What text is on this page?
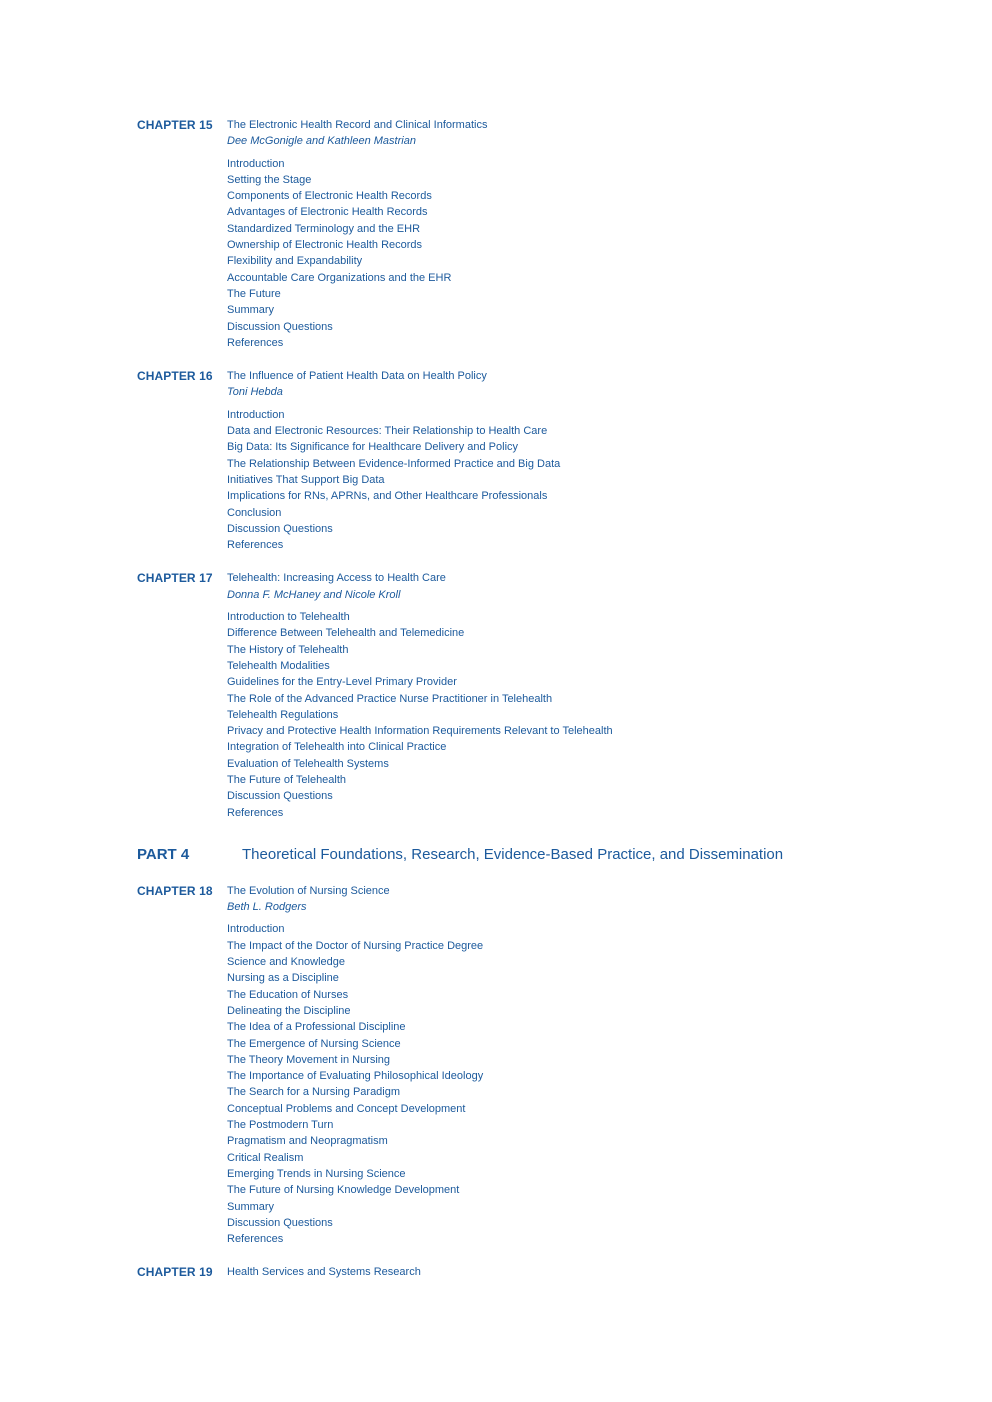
CHAPTER 15	The Electronic Health Record and Clinical Informatics
Dee McGonigle and Kathleen Mastrian
Introduction
Setting the Stage
Components of Electronic Health Records
Advantages of Electronic Health Records
Standardized Terminology and the EHR
Ownership of Electronic Health Records
Flexibility and Expandability
Accountable Care Organizations and the EHR
The Future
Summary
Discussion Questions
References
CHAPTER 16	The Influence of Patient Health Data on Health Policy
Toni Hebda
Introduction
Data and Electronic Resources: Their Relationship to Health Care
Big Data: Its Significance for Healthcare Delivery and Policy
The Relationship Between Evidence-Informed Practice and Big Data
Initiatives That Support Big Data
Implications for RNs, APRNs, and Other Healthcare Professionals
Conclusion
Discussion Questions
References
CHAPTER 17	Telehealth: Increasing Access to Health Care
Donna F. McHaney and Nicole Kroll
Introduction to Telehealth
Difference Between Telehealth and Telemedicine
The History of Telehealth
Telehealth Modalities
Guidelines for the Entry-Level Primary Provider
The Role of the Advanced Practice Nurse Practitioner in Telehealth
Telehealth Regulations
Privacy and Protective Health Information Requirements Relevant to Telehealth
Integration of Telehealth into Clinical Practice
Evaluation of Telehealth Systems
The Future of Telehealth
Discussion Questions
References
PART 4	Theoretical Foundations, Research, Evidence-Based Practice, and Dissemination
CHAPTER 18	The Evolution of Nursing Science
Beth L. Rodgers
Introduction
The Impact of the Doctor of Nursing Practice Degree
Science and Knowledge
Nursing as a Discipline
The Education of Nurses
Delineating the Discipline
The Idea of a Professional Discipline
The Emergence of Nursing Science
The Theory Movement in Nursing
The Importance of Evaluating Philosophical Ideology
The Search for a Nursing Paradigm
Conceptual Problems and Concept Development
The Postmodern Turn
Pragmatism and Neopragmatism
Critical Realism
Emerging Trends in Nursing Science
The Future of Nursing Knowledge Development
Summary
Discussion Questions
References
CHAPTER 19	Health Services and Systems Research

• [Description of the task]: Reproduce every line of the material precisely, omitting its pictures.

• [Written answer]:
What text is on this page?
CHAPTER 15	The Electronic Health Record and Clinical Informatics
Dee McGonigle and Kathleen Mastrian
Introduction
Setting the Stage
Components of Electronic Health Records
Advantages of Electronic Health Records
Standardized Terminology and the EHR
Ownership of Electronic Health Records
Flexibility and Expandability
Accountable Care Organizations and the EHR
The Future
Summary
Discussion Questions
References
CHAPTER 16	The Influence of Patient Health Data on Health Policy
Toni Hebda
Introduction
Data and Electronic Resources: Their Relationship to Health Care
Big Data: Its Significance for Healthcare Delivery and Policy
The Relationship Between Evidence-Informed Practice and Big Data
Initiatives That Support Big Data
Implications for RNs, APRNs, and Other Healthcare Professionals
Conclusion
Discussion Questions
References
CHAPTER 17	Telehealth: Increasing Access to Health Care
Donna F. McHaney and Nicole Kroll
Introduction to Telehealth
Difference Between Telehealth and Telemedicine
The History of Telehealth
Telehealth Modalities
Guidelines for the Entry-Level Primary Provider
The Role of the Advanced Practice Nurse Practitioner in Telehealth
Telehealth Regulations
Privacy and Protective Health Information Requirements Relevant to Telehealth
Integration of Telehealth into Clinical Practice
Evaluation of Telehealth Systems
The Future of Telehealth
Discussion Questions
References
PART 4	Theoretical Foundations, Research, Evidence-Based Practice, and Dissemination
CHAPTER 18	The Evolution of Nursing Science
Beth L. Rodgers
Introduction
The Impact of the Doctor of Nursing Practice Degree
Science and Knowledge
Nursing as a Discipline
The Education of Nurses
Delineating the Discipline
The Idea of a Professional Discipline
The Emergence of Nursing Science
The Theory Movement in Nursing
The Importance of Evaluating Philosophical Ideology
The Search for a Nursing Paradigm
Conceptual Problems and Concept Development
The Postmodern Turn
Pragmatism and Neopragmatism
Critical Realism
Emerging Trends in Nursing Science
The Future of Nursing Knowledge Development
Summary
Discussion Questions
References
CHAPTER 19	Health Services and Systems Research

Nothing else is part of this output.